Entries taken from a collection
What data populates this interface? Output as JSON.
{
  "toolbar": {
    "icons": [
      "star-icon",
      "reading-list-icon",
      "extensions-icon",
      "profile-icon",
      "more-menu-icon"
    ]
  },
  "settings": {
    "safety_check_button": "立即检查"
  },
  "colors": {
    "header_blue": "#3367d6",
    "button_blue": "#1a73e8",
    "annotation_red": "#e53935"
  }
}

WHAT YOU ARE ASKED TO DO
All of the entries above need to be reproduced exactly.

PROBLEM SOLUTION
What data populates this interface? Output as JSON.
{
  "toolbar": {
    "icons": [
      "star-icon",
      "reading-list-icon",
      "extensions-icon",
      "profile-icon",
      "more-menu-icon"
    ]
  },
  "settings": {
    "safety_check_button": "立即检查"
  },
  "colors": {
    "header_blue": "#3367d6",
    "button_blue": "#1a73e8",
    "annotation_red": "#e53935"
  }
}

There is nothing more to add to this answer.